◆ EXERCISE INSTRUCTIONS
Select the lines of the records containing the word "ylabel" and list them.

====================

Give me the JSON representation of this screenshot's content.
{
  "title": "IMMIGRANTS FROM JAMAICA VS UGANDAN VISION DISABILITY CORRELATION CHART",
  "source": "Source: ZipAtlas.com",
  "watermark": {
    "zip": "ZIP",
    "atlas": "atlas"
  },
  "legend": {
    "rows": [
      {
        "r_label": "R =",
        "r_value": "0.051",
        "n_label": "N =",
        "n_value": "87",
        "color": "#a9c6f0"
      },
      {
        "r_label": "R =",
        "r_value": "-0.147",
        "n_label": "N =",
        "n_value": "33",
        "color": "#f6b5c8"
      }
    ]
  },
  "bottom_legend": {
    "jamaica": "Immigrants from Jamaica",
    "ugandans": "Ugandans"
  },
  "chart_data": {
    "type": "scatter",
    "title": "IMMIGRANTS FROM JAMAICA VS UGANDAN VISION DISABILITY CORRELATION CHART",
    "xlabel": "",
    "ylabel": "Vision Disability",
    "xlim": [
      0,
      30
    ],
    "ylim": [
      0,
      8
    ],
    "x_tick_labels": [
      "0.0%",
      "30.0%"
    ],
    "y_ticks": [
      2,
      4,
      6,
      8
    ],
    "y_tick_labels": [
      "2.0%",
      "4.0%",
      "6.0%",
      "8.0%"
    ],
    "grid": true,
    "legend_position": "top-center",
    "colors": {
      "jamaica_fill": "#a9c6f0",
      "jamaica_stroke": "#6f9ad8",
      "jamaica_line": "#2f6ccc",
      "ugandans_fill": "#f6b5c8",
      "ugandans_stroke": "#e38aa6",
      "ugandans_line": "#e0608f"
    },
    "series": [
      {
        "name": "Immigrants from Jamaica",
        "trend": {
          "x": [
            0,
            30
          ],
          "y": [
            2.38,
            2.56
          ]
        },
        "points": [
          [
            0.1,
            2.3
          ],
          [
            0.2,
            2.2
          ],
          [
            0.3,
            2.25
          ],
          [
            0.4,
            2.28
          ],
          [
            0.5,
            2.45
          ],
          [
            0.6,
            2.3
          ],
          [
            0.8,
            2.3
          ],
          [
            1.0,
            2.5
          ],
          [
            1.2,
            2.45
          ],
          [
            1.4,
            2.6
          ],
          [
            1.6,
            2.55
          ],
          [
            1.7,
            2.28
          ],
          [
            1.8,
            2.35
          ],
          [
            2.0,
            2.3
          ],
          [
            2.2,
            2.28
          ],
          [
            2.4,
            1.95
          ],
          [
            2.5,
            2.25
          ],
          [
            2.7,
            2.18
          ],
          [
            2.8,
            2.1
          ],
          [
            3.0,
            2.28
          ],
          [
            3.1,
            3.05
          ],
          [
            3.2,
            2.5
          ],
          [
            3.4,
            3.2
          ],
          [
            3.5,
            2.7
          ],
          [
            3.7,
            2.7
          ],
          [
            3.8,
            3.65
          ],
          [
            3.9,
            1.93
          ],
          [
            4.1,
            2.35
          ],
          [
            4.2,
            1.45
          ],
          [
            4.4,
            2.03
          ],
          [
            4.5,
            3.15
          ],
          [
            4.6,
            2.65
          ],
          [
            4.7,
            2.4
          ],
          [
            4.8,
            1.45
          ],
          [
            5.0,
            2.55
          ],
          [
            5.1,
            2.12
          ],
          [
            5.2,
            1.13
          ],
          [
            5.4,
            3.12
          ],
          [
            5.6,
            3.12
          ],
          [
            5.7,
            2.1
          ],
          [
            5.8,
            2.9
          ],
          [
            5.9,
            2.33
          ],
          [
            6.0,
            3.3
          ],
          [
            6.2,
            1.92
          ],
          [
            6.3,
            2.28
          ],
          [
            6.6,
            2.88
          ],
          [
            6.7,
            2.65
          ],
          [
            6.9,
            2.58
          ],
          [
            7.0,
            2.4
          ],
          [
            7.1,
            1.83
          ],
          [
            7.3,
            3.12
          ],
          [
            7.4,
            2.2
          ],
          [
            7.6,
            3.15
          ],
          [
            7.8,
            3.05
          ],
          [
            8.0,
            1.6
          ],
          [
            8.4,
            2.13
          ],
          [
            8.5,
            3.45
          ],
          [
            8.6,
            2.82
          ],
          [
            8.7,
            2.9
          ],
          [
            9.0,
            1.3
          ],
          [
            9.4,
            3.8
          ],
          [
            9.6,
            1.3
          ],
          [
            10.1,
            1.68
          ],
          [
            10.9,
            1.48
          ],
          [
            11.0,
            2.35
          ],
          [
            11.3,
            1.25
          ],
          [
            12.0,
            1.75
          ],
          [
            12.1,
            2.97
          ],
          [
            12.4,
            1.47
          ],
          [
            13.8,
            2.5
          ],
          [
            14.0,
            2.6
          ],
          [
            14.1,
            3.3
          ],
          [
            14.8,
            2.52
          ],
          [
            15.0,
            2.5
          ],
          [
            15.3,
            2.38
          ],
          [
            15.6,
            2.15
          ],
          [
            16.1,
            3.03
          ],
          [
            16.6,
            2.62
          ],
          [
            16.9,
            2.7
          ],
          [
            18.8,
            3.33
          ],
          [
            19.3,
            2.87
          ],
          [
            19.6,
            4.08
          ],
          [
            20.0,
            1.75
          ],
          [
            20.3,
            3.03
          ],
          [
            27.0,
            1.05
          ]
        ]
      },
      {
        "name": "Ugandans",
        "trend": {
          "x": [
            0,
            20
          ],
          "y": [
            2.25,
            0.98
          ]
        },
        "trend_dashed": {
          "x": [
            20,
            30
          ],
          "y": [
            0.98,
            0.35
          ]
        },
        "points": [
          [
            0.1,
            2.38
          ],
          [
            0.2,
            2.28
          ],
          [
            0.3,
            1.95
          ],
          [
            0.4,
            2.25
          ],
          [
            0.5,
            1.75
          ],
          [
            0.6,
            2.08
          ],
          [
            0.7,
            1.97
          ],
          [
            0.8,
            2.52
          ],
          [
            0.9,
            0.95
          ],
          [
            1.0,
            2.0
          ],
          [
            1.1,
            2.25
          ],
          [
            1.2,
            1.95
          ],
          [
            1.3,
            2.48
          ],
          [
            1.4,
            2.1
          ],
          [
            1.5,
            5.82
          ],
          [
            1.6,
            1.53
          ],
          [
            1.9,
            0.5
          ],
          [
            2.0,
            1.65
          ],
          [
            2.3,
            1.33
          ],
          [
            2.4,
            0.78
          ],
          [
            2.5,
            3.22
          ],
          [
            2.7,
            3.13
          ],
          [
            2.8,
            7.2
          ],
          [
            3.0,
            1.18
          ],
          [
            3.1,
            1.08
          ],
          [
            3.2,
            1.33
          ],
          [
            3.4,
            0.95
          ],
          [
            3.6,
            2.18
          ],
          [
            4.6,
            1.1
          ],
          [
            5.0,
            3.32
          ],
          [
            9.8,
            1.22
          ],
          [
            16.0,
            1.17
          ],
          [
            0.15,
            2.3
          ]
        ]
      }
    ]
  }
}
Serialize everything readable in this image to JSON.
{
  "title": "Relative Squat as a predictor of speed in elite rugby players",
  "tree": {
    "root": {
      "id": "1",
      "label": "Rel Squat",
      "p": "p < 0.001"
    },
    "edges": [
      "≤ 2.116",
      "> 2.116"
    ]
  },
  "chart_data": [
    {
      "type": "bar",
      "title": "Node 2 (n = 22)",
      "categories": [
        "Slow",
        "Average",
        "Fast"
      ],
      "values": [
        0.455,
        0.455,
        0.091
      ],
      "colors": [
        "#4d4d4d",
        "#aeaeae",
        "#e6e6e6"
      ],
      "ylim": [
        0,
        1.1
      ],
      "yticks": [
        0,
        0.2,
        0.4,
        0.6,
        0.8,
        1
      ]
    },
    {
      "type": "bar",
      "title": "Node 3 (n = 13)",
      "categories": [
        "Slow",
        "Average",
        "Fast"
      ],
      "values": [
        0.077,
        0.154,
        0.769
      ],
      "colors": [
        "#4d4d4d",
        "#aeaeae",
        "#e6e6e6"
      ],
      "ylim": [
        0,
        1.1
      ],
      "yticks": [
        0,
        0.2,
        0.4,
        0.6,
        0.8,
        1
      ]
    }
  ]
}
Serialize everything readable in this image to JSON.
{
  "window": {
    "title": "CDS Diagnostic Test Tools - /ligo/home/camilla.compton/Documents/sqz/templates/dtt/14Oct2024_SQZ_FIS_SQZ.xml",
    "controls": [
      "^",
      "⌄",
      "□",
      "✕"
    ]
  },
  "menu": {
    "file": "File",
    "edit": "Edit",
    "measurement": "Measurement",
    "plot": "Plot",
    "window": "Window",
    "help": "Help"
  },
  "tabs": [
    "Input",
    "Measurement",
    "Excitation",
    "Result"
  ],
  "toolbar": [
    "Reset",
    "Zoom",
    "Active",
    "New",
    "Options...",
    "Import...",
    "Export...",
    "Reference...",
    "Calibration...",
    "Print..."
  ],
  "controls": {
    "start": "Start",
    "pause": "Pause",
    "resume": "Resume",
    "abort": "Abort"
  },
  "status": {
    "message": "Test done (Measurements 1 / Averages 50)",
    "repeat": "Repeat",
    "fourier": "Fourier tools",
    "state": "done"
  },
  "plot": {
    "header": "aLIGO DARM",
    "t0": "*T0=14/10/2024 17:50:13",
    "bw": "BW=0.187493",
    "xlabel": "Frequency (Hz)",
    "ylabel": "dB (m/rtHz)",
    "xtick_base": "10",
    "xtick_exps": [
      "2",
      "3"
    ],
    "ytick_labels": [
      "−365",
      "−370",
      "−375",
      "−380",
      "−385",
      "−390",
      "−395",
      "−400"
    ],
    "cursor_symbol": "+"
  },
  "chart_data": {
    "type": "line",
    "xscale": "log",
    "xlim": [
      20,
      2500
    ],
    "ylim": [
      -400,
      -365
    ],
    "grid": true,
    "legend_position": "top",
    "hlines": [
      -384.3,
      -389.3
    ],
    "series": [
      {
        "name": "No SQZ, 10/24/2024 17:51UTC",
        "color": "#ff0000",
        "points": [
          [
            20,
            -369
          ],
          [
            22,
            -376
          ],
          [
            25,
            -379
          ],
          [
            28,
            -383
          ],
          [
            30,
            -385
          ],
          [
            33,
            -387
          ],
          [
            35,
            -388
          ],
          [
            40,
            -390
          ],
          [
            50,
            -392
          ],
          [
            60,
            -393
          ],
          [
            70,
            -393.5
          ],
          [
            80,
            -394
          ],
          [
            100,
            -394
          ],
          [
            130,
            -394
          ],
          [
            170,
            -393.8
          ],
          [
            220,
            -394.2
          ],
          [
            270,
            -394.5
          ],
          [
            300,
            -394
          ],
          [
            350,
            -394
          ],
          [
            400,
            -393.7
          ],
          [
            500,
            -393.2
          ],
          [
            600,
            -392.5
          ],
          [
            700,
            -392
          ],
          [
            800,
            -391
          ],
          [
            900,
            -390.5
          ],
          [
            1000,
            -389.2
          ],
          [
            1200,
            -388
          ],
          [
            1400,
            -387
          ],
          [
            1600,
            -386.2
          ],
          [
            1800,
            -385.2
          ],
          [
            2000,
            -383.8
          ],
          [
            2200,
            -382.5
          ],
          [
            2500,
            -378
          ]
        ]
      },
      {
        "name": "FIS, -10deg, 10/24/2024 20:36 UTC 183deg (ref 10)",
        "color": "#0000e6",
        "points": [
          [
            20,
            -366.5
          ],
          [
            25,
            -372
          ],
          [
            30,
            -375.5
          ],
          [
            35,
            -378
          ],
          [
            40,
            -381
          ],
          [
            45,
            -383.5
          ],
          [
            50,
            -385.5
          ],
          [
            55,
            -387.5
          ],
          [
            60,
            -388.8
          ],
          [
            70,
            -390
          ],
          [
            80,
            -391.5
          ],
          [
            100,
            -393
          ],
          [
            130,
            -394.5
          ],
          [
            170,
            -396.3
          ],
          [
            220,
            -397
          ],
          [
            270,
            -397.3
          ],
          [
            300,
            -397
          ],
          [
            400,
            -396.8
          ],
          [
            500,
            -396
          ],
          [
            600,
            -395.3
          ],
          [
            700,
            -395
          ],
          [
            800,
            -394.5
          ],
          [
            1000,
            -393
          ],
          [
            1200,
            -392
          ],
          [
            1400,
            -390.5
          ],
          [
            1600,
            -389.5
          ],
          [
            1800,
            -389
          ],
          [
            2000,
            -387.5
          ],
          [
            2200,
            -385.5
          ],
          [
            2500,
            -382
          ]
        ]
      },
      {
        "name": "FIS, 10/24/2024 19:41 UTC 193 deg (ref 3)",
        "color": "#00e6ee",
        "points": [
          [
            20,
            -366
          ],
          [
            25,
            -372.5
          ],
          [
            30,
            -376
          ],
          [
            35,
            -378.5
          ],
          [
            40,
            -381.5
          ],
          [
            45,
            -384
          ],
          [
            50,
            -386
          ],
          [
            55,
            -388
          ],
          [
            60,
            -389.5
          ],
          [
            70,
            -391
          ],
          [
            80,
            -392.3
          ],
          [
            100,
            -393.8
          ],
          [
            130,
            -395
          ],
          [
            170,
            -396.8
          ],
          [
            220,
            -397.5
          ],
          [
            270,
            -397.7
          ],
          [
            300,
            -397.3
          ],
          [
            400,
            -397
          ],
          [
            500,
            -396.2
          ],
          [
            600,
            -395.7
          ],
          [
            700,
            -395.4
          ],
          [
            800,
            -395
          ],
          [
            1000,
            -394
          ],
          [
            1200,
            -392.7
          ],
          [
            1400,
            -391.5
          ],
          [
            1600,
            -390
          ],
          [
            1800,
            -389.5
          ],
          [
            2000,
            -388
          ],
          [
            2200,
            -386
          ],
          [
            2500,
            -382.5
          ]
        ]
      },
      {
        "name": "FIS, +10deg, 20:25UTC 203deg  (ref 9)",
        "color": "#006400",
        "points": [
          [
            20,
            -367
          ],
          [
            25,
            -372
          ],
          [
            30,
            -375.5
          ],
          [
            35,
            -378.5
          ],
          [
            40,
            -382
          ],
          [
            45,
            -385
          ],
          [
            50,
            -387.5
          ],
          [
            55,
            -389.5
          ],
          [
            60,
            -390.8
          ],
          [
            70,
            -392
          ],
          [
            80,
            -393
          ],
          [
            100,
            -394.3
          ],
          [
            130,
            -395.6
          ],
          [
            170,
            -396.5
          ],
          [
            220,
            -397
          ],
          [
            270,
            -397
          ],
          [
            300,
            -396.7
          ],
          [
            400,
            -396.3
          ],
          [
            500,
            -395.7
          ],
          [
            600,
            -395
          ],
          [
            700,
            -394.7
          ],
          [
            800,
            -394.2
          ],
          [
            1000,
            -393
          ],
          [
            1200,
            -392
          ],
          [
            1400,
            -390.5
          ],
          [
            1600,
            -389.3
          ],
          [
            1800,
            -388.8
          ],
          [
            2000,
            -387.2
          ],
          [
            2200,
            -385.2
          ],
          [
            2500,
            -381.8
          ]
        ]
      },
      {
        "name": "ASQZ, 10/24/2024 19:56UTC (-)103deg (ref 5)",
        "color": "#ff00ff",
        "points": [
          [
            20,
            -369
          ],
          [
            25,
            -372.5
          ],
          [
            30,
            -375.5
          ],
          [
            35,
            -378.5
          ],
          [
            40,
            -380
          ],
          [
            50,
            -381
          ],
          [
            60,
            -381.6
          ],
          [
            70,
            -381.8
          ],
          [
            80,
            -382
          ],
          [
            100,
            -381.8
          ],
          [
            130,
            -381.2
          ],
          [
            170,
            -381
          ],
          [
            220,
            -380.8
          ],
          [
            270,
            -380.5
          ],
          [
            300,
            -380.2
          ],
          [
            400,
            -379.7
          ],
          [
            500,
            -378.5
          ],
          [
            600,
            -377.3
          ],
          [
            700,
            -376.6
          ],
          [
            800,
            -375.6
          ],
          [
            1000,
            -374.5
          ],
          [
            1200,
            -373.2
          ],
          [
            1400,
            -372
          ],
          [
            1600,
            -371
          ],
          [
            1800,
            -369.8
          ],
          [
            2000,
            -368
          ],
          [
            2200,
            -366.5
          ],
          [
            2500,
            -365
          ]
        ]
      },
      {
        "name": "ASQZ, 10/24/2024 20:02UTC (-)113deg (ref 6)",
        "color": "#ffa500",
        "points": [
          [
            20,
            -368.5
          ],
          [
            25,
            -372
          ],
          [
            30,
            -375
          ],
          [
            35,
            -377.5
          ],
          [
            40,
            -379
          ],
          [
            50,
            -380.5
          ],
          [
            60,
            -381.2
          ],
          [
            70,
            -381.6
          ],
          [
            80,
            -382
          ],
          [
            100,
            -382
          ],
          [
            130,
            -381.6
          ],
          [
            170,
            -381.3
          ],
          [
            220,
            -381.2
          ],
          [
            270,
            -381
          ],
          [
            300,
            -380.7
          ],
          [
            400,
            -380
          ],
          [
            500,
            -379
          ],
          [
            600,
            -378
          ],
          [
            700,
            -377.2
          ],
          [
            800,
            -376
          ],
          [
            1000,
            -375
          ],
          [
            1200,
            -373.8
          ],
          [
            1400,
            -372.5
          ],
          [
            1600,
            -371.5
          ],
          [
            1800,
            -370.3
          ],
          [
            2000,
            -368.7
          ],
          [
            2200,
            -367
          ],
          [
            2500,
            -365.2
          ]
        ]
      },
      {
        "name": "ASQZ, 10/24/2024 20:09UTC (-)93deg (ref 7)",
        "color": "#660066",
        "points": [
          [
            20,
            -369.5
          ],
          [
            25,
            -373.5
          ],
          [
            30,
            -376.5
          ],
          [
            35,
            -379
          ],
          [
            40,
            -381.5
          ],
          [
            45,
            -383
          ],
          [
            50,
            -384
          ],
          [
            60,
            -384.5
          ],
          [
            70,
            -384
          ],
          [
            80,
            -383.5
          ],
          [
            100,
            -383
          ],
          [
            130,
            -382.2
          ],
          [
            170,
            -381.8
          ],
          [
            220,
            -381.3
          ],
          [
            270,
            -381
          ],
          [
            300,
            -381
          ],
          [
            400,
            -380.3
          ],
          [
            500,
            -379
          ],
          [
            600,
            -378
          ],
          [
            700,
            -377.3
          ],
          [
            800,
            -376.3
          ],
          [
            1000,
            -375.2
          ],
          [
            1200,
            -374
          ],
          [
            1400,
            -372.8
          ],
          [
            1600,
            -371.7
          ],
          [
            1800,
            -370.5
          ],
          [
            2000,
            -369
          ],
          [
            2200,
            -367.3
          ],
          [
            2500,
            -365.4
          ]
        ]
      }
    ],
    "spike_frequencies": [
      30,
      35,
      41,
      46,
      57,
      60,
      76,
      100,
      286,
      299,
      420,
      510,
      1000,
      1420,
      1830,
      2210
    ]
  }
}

====================

◆ THE REPLY
    "ylabel": "Vision Disability",
    "ylabel": "dB (m/rtHz)",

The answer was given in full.